◆ Exercise brief ◆
Reproduce all records exactly.

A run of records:
— Begin —

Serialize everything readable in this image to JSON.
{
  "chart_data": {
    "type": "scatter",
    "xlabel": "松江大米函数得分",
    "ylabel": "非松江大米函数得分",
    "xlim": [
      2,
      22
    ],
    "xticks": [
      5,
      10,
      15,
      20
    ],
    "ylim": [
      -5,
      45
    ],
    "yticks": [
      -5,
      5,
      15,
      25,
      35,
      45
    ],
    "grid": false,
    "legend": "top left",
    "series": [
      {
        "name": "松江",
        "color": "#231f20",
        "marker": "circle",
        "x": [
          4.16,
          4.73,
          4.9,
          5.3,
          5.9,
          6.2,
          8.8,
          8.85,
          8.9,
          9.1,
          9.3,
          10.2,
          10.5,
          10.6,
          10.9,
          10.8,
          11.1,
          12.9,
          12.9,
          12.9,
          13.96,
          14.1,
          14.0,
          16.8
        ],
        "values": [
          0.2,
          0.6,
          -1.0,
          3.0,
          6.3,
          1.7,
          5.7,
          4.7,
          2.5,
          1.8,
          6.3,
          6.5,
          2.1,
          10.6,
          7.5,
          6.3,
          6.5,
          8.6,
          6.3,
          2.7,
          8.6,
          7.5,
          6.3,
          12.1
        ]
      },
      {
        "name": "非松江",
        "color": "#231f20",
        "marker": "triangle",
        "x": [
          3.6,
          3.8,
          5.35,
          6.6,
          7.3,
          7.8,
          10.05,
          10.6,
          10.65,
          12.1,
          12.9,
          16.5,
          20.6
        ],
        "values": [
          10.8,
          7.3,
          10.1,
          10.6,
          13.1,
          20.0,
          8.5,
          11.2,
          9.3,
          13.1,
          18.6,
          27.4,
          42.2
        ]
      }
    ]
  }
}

— End —

◆ Exercise answer ◆
Serialize everything readable in this image to JSON.
{
  "chart_data": {
    "type": "scatter",
    "xlabel": "松江大米函数得分",
    "ylabel": "非松江大米函数得分",
    "xlim": [
      2,
      22
    ],
    "xticks": [
      5,
      10,
      15,
      20
    ],
    "ylim": [
      -5,
      45
    ],
    "yticks": [
      -5,
      5,
      15,
      25,
      35,
      45
    ],
    "grid": false,
    "legend": "top left",
    "series": [
      {
        "name": "松江",
        "color": "#231f20",
        "marker": "circle",
        "x": [
          4.16,
          4.73,
          4.9,
          5.3,
          5.9,
          6.2,
          8.8,
          8.85,
          8.9,
          9.1,
          9.3,
          10.2,
          10.5,
          10.6,
          10.9,
          10.8,
          11.1,
          12.9,
          12.9,
          12.9,
          13.96,
          14.1,
          14.0,
          16.8
        ],
        "values": [
          0.2,
          0.6,
          -1.0,
          3.0,
          6.3,
          1.7,
          5.7,
          4.7,
          2.5,
          1.8,
          6.3,
          6.5,
          2.1,
          10.6,
          7.5,
          6.3,
          6.5,
          8.6,
          6.3,
          2.7,
          8.6,
          7.5,
          6.3,
          12.1
        ]
      },
      {
        "name": "非松江",
        "color": "#231f20",
        "marker": "triangle",
        "x": [
          3.6,
          3.8,
          5.35,
          6.6,
          7.3,
          7.8,
          10.05,
          10.6,
          10.65,
          12.1,
          12.9,
          16.5,
          20.6
        ],
        "values": [
          10.8,
          7.3,
          10.1,
          10.6,
          13.1,
          20.0,
          8.5,
          11.2,
          9.3,
          13.1,
          18.6,
          27.4,
          42.2
        ]
      }
    ]
  }
}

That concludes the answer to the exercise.